* [Problem statement]:
Reproduce the listing verbatim.

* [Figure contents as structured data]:
####

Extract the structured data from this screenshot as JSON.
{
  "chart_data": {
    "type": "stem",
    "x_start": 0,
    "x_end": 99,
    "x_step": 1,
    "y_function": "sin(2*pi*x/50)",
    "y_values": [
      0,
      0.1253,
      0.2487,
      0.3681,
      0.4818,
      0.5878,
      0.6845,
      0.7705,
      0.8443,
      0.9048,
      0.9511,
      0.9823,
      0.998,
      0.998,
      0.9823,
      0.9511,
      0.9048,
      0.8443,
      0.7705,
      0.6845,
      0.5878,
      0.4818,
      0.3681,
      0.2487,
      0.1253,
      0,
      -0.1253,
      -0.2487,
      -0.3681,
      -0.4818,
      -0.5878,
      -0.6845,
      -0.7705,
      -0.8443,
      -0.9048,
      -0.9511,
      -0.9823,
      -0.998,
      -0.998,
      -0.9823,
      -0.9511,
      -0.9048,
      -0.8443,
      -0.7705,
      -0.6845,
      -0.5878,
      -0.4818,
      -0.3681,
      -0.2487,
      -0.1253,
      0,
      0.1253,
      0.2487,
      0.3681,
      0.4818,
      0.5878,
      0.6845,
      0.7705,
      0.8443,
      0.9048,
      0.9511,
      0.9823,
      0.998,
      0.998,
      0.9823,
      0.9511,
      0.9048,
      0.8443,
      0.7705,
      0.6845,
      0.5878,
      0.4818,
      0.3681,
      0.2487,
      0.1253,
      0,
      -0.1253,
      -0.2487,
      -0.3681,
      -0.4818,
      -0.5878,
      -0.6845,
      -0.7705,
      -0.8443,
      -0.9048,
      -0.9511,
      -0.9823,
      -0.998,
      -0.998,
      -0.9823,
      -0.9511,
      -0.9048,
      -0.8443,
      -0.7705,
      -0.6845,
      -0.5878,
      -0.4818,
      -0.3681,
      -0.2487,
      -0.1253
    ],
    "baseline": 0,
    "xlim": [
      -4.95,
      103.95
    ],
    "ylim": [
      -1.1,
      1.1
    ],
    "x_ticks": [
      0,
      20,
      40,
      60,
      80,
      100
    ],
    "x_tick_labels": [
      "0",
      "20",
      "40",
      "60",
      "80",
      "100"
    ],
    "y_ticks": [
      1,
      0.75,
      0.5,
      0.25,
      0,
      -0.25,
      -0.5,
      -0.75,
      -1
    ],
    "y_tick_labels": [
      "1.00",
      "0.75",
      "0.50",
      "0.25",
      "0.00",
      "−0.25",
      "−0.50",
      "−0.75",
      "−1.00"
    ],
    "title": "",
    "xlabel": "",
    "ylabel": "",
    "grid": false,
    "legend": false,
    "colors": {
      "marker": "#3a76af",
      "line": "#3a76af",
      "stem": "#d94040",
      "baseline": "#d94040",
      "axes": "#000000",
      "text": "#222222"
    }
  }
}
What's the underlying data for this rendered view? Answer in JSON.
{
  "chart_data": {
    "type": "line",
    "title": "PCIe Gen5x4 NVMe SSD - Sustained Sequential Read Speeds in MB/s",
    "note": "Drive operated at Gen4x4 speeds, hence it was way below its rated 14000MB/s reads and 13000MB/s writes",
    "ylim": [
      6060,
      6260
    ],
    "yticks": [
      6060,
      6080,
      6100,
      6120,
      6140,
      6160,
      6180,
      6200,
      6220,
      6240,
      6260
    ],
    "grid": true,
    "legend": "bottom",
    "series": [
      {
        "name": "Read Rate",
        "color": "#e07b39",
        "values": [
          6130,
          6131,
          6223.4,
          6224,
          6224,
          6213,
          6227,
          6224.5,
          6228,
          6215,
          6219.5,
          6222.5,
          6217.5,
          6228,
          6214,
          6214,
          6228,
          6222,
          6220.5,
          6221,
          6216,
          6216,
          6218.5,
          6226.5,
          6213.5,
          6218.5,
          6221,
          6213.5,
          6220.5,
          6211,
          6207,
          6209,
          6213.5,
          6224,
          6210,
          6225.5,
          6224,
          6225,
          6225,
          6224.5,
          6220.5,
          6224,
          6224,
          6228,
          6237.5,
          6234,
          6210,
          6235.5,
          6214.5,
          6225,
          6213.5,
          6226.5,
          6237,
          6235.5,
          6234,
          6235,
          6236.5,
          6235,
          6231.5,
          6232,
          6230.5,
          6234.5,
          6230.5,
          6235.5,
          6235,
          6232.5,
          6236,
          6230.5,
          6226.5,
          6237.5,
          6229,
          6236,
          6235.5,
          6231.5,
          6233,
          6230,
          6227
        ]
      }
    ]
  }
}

####

* [Solved problem]:
Extract the structured data from this screenshot as JSON.
{
  "chart_data": {
    "type": "stem",
    "x_start": 0,
    "x_end": 99,
    "x_step": 1,
    "y_function": "sin(2*pi*x/50)",
    "y_values": [
      0,
      0.1253,
      0.2487,
      0.3681,
      0.4818,
      0.5878,
      0.6845,
      0.7705,
      0.8443,
      0.9048,
      0.9511,
      0.9823,
      0.998,
      0.998,
      0.9823,
      0.9511,
      0.9048,
      0.8443,
      0.7705,
      0.6845,
      0.5878,
      0.4818,
      0.3681,
      0.2487,
      0.1253,
      0,
      -0.1253,
      -0.2487,
      -0.3681,
      -0.4818,
      -0.5878,
      -0.6845,
      -0.7705,
      -0.8443,
      -0.9048,
      -0.9511,
      -0.9823,
      -0.998,
      -0.998,
      -0.9823,
      -0.9511,
      -0.9048,
      -0.8443,
      -0.7705,
      -0.6845,
      -0.5878,
      -0.4818,
      -0.3681,
      -0.2487,
      -0.1253,
      0,
      0.1253,
      0.2487,
      0.3681,
      0.4818,
      0.5878,
      0.6845,
      0.7705,
      0.8443,
      0.9048,
      0.9511,
      0.9823,
      0.998,
      0.998,
      0.9823,
      0.9511,
      0.9048,
      0.8443,
      0.7705,
      0.6845,
      0.5878,
      0.4818,
      0.3681,
      0.2487,
      0.1253,
      0,
      -0.1253,
      -0.2487,
      -0.3681,
      -0.4818,
      -0.5878,
      -0.6845,
      -0.7705,
      -0.8443,
      -0.9048,
      -0.9511,
      -0.9823,
      -0.998,
      -0.998,
      -0.9823,
      -0.9511,
      -0.9048,
      -0.8443,
      -0.7705,
      -0.6845,
      -0.5878,
      -0.4818,
      -0.3681,
      -0.2487,
      -0.1253
    ],
    "baseline": 0,
    "xlim": [
      -4.95,
      103.95
    ],
    "ylim": [
      -1.1,
      1.1
    ],
    "x_ticks": [
      0,
      20,
      40,
      60,
      80,
      100
    ],
    "x_tick_labels": [
      "0",
      "20",
      "40",
      "60",
      "80",
      "100"
    ],
    "y_ticks": [
      1,
      0.75,
      0.5,
      0.25,
      0,
      -0.25,
      -0.5,
      -0.75,
      -1
    ],
    "y_tick_labels": [
      "1.00",
      "0.75",
      "0.50",
      "0.25",
      "0.00",
      "−0.25",
      "−0.50",
      "−0.75",
      "−1.00"
    ],
    "title": "",
    "xlabel": "",
    "ylabel": "",
    "grid": false,
    "legend": false,
    "colors": {
      "marker": "#3a76af",
      "line": "#3a76af",
      "stem": "#d94040",
      "baseline": "#d94040",
      "axes": "#000000",
      "text": "#222222"
    }
  }
}
What's the underlying data for this rendered view? Answer in JSON.
{
  "chart_data": {
    "type": "line",
    "title": "PCIe Gen5x4 NVMe SSD - Sustained Sequential Read Speeds in MB/s",
    "note": "Drive operated at Gen4x4 speeds, hence it was way below its rated 14000MB/s reads and 13000MB/s writes",
    "ylim": [
      6060,
      6260
    ],
    "yticks": [
      6060,
      6080,
      6100,
      6120,
      6140,
      6160,
      6180,
      6200,
      6220,
      6240,
      6260
    ],
    "grid": true,
    "legend": "bottom",
    "series": [
      {
        "name": "Read Rate",
        "color": "#e07b39",
        "values": [
          6130,
          6131,
          6223.4,
          6224,
          6224,
          6213,
          6227,
          6224.5,
          6228,
          6215,
          6219.5,
          6222.5,
          6217.5,
          6228,
          6214,
          6214,
          6228,
          6222,
          6220.5,
          6221,
          6216,
          6216,
          6218.5,
          6226.5,
          6213.5,
          6218.5,
          6221,
          6213.5,
          6220.5,
          6211,
          6207,
          6209,
          6213.5,
          6224,
          6210,
          6225.5,
          6224,
          6225,
          6225,
          6224.5,
          6220.5,
          6224,
          6224,
          6228,
          6237.5,
          6234,
          6210,
          6235.5,
          6214.5,
          6225,
          6213.5,
          6226.5,
          6237,
          6235.5,
          6234,
          6235,
          6236.5,
          6235,
          6231.5,
          6232,
          6230.5,
          6234.5,
          6230.5,
          6235.5,
          6235,
          6232.5,
          6236,
          6230.5,
          6226.5,
          6237.5,
          6229,
          6236,
          6235.5,
          6231.5,
          6233,
          6230,
          6227
        ]
      }
    ]
  }
}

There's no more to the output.